» Data section
***

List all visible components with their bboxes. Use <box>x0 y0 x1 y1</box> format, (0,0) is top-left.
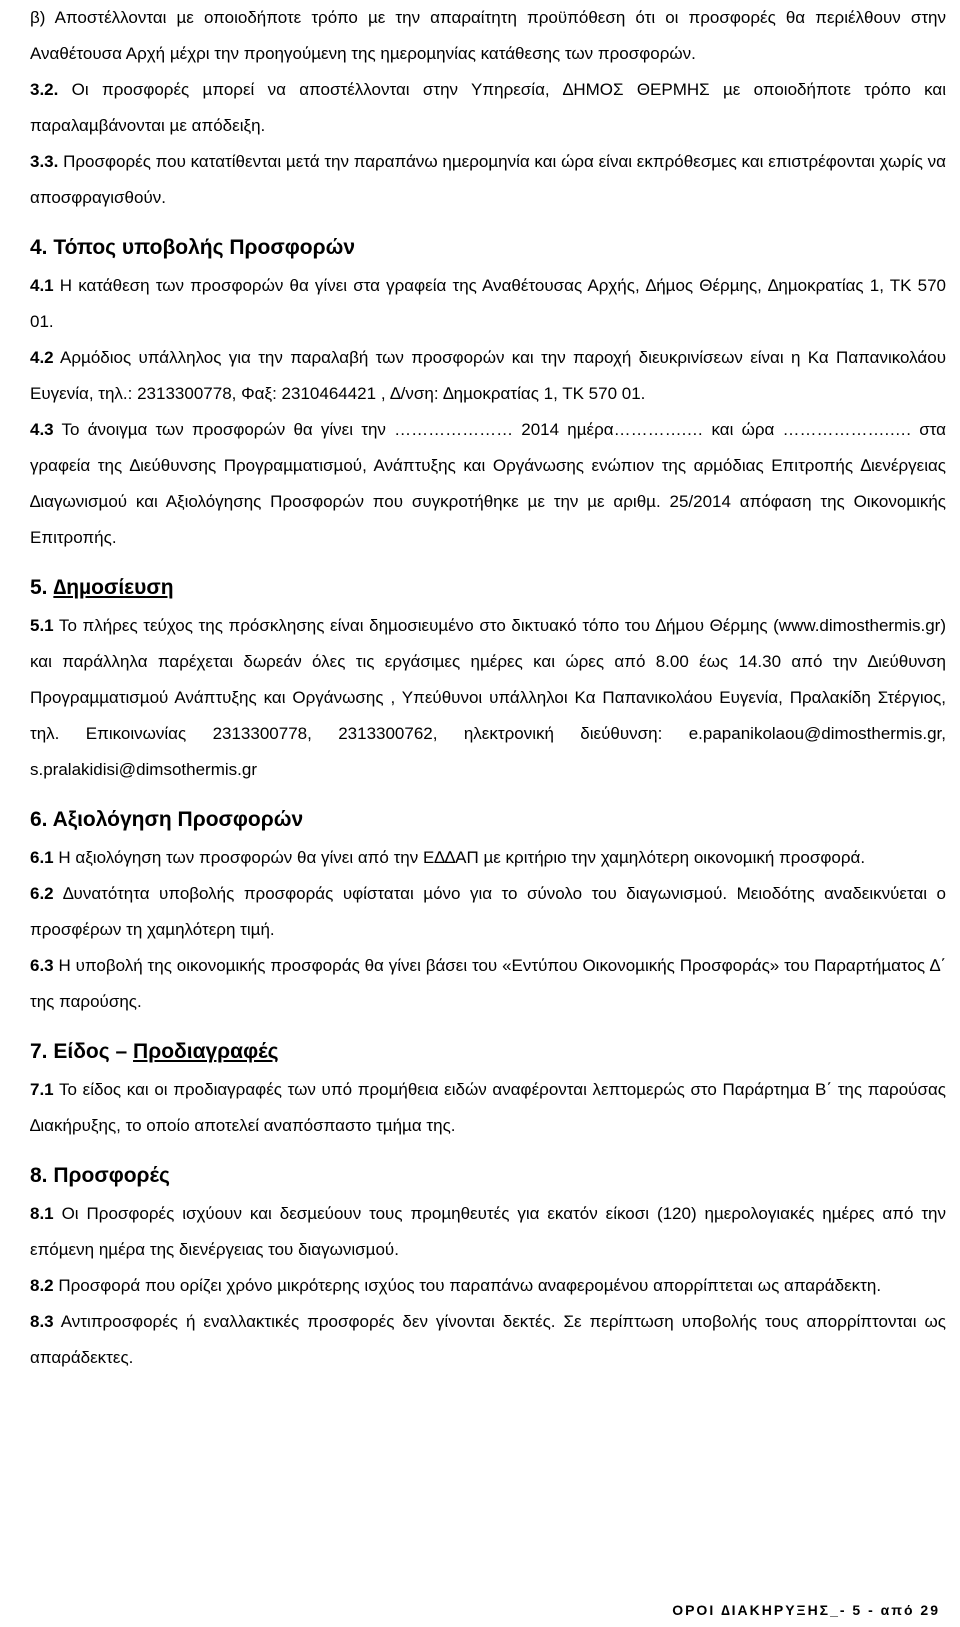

***

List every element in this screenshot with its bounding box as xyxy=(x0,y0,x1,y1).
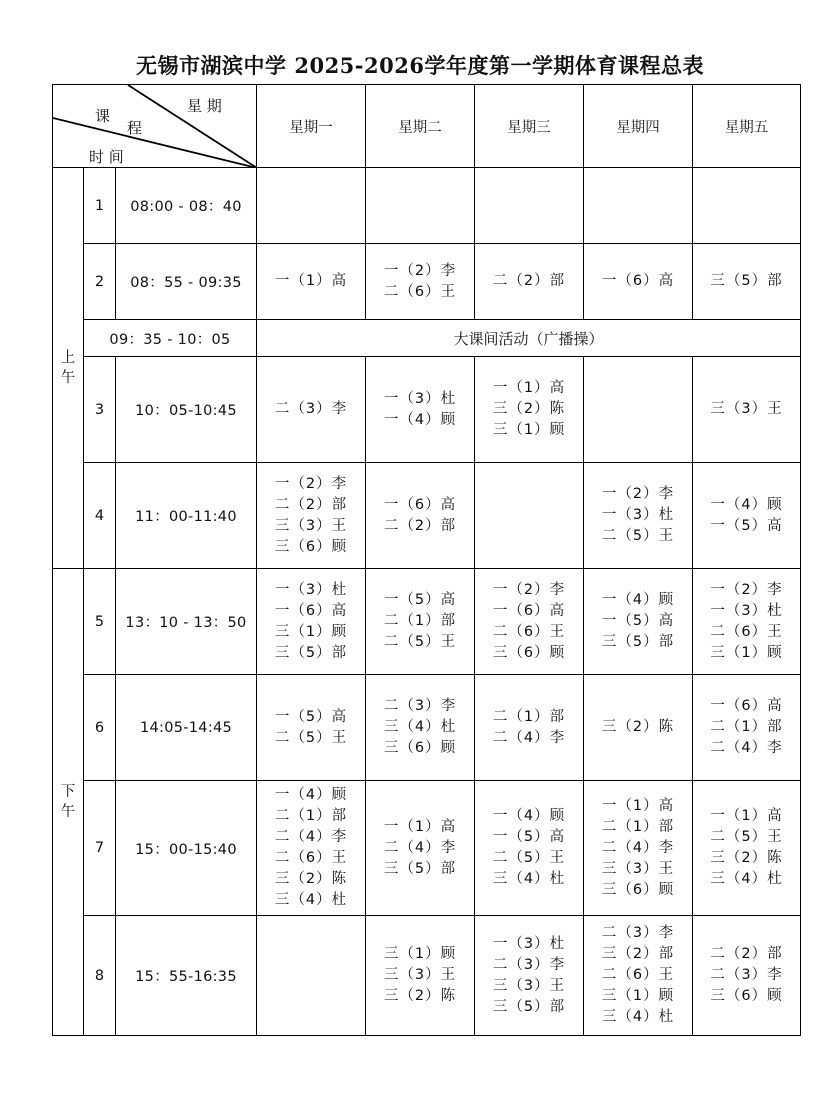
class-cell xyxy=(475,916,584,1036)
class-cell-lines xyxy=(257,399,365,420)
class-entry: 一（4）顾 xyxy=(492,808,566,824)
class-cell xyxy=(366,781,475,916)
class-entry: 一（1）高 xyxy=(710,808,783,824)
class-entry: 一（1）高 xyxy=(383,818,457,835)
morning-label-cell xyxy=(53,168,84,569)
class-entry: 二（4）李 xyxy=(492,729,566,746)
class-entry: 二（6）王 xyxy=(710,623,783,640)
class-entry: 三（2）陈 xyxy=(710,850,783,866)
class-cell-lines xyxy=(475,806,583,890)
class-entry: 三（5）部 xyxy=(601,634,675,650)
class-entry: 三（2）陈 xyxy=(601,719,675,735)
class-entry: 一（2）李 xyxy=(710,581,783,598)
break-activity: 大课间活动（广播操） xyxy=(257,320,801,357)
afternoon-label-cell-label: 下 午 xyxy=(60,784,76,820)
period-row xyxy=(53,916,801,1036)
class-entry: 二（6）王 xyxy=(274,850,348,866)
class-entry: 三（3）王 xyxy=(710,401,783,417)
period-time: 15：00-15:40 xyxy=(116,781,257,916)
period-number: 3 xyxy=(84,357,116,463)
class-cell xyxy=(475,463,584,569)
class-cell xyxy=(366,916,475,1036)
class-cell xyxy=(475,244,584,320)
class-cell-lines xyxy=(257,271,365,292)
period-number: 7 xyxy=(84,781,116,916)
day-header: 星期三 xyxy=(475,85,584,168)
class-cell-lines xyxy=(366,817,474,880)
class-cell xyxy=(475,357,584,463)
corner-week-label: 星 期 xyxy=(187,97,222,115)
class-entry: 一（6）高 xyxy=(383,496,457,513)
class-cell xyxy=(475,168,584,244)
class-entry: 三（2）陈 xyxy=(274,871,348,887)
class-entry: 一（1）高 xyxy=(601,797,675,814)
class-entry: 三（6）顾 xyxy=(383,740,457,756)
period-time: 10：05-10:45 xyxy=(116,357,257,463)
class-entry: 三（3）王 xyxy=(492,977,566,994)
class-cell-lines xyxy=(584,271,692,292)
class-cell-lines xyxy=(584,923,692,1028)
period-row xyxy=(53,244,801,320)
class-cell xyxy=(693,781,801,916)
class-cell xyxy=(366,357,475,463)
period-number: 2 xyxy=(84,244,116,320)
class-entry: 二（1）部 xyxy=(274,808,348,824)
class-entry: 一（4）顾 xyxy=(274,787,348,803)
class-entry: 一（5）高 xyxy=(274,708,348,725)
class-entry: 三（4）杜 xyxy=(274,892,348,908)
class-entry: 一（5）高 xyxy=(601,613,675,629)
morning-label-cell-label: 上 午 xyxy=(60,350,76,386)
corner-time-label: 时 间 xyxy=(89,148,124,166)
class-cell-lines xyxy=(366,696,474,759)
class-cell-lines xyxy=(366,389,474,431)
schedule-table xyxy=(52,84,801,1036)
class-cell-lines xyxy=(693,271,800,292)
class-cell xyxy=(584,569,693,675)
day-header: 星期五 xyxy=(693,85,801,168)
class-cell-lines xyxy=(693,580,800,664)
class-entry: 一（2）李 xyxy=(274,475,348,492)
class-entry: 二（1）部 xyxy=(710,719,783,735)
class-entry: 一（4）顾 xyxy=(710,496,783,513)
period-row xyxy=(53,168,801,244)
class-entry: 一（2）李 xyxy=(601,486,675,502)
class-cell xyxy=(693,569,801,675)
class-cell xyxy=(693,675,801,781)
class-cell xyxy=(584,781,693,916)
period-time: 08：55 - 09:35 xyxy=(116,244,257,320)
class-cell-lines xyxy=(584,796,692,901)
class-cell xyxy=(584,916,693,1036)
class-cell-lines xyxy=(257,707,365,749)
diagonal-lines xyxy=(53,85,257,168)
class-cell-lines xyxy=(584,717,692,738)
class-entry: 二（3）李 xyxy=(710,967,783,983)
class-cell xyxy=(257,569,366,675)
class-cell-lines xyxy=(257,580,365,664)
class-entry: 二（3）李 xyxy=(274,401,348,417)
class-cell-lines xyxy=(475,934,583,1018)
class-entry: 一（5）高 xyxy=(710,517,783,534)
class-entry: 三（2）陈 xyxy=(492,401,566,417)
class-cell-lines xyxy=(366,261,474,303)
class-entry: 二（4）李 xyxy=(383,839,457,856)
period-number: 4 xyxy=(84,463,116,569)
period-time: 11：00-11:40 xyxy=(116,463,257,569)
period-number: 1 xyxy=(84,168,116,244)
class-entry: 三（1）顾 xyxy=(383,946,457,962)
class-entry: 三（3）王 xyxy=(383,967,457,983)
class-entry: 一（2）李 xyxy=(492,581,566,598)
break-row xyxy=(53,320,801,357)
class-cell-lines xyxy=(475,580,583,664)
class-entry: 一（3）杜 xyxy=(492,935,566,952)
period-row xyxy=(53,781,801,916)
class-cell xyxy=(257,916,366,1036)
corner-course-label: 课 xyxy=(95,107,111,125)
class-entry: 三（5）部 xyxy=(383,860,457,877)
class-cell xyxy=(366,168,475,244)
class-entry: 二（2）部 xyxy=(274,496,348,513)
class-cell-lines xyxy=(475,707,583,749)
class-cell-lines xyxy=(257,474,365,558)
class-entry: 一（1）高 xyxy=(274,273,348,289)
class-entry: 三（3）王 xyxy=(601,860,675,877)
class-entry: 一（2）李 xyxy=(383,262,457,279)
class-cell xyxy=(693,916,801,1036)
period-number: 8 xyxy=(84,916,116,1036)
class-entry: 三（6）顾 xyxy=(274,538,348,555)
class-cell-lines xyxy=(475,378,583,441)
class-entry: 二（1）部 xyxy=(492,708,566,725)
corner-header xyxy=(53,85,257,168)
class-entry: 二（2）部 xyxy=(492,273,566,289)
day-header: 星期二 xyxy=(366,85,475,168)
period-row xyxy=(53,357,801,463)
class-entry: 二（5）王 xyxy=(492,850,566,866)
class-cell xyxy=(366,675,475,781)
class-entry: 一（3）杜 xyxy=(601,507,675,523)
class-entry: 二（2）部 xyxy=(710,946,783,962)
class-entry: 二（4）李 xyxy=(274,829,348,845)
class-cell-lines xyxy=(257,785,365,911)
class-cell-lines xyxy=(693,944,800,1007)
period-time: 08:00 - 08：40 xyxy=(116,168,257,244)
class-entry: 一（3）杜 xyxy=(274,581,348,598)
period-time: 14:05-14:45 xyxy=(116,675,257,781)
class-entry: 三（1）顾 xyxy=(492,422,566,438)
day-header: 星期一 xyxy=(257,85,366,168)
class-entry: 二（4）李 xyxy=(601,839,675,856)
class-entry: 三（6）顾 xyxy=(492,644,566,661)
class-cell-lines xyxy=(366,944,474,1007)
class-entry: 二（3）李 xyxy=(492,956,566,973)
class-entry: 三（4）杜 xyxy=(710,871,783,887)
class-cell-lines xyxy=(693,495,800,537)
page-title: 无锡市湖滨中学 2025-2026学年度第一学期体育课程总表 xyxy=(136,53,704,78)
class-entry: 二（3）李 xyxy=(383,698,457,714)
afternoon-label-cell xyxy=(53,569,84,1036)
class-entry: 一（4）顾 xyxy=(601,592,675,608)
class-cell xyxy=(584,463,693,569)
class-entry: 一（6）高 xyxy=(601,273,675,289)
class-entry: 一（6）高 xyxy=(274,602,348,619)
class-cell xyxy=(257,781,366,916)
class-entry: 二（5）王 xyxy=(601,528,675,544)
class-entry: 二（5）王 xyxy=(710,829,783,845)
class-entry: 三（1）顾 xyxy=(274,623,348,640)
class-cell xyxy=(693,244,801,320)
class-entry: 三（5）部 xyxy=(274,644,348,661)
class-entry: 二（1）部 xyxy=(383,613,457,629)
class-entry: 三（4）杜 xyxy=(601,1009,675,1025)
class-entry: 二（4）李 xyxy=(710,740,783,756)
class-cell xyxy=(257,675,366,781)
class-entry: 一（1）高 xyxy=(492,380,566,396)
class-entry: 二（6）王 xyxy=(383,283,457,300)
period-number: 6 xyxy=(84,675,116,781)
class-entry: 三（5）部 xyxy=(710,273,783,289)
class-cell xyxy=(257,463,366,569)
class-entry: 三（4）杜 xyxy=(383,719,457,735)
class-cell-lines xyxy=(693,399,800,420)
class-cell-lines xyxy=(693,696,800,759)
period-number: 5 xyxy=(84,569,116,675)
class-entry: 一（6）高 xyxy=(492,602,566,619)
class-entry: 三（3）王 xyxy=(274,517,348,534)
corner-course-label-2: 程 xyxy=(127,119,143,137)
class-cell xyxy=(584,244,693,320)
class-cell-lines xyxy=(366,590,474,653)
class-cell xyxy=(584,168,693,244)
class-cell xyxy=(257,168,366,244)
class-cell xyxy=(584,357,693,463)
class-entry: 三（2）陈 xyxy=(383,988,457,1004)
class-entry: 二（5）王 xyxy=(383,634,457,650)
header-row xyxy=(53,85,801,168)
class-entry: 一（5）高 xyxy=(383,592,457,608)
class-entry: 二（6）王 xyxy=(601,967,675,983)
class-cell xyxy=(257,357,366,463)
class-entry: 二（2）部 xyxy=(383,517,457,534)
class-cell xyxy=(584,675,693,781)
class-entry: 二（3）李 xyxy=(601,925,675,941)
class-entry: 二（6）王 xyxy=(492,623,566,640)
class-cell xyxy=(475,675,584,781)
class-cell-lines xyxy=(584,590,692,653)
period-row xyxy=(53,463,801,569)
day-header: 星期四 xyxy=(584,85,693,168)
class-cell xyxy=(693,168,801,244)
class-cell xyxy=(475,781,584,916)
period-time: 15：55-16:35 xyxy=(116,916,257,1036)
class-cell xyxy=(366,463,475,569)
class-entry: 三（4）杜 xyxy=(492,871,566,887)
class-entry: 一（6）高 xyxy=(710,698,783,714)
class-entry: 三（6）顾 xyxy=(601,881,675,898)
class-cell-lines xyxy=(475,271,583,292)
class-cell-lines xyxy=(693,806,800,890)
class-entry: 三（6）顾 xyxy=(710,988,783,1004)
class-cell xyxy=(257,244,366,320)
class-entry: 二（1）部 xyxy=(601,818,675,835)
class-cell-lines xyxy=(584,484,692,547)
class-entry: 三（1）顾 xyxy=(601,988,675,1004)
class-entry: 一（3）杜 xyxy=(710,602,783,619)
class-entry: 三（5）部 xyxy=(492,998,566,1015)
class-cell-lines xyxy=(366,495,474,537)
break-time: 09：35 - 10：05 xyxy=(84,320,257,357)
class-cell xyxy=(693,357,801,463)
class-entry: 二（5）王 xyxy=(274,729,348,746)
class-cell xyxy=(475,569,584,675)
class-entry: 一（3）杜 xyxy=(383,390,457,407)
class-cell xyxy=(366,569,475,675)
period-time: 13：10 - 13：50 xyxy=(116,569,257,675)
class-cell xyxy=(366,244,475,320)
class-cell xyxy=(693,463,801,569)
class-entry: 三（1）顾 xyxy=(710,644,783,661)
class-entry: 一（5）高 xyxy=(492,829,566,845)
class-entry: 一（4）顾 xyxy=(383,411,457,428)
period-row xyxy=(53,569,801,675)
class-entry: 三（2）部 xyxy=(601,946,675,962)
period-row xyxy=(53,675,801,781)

***

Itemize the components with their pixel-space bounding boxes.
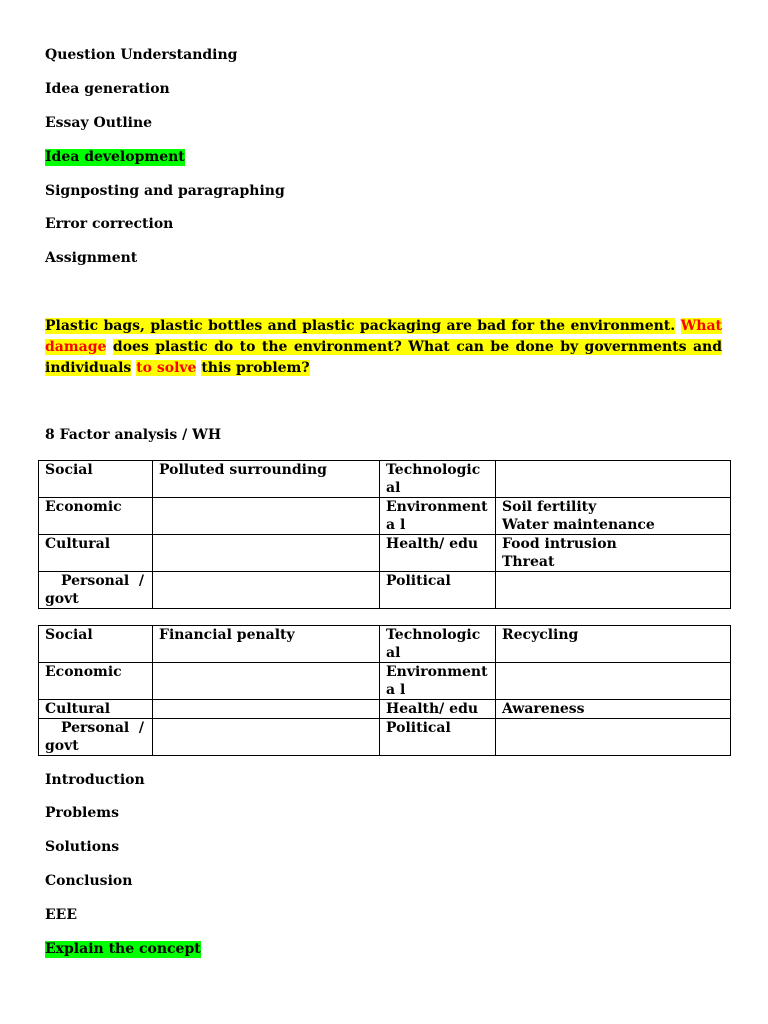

***

» Task details
Please rewrite the lines between the one holding "List every element" and the one holding "class-entry: 三（3）王 xyxy=(710,401,783,417)", inclusive, putting "class-label" wherever "class-entry" appears and keeping everything else unchanged. Omit the pictures from your answer.

» Task answer
List every element in this screenshot with its bounding box as xyxy=(x0,y0,x1,y1).
class-cell xyxy=(475,916,584,1036)
class-cell-lines xyxy=(257,399,365,420)
class-label: 一（4）顾 xyxy=(492,808,566,824)
class-cell xyxy=(366,781,475,916)
class-label: 一（1）高 xyxy=(710,808,783,824)
class-label: 一（1）高 xyxy=(383,818,457,835)
morning-label-cell xyxy=(53,168,84,569)
class-label: 二（4）李 xyxy=(492,729,566,746)
class-label: 二（6）王 xyxy=(710,623,783,640)
class-label: 三（2）陈 xyxy=(710,850,783,866)
class-cell-lines xyxy=(475,806,583,890)
class-label: 三（5）部 xyxy=(601,634,675,650)
class-label: 三（2）陈 xyxy=(601,719,675,735)
class-label: 一（2）李 xyxy=(710,581,783,598)
break-activity: 大课间活动（广播操） xyxy=(257,320,801,357)
afternoon-label-cell-label: 下 午 xyxy=(60,784,76,820)
period-row xyxy=(53,916,801,1036)
class-label: 二（6）王 xyxy=(274,850,348,866)
class-label: 三（3）王 xyxy=(710,401,783,417)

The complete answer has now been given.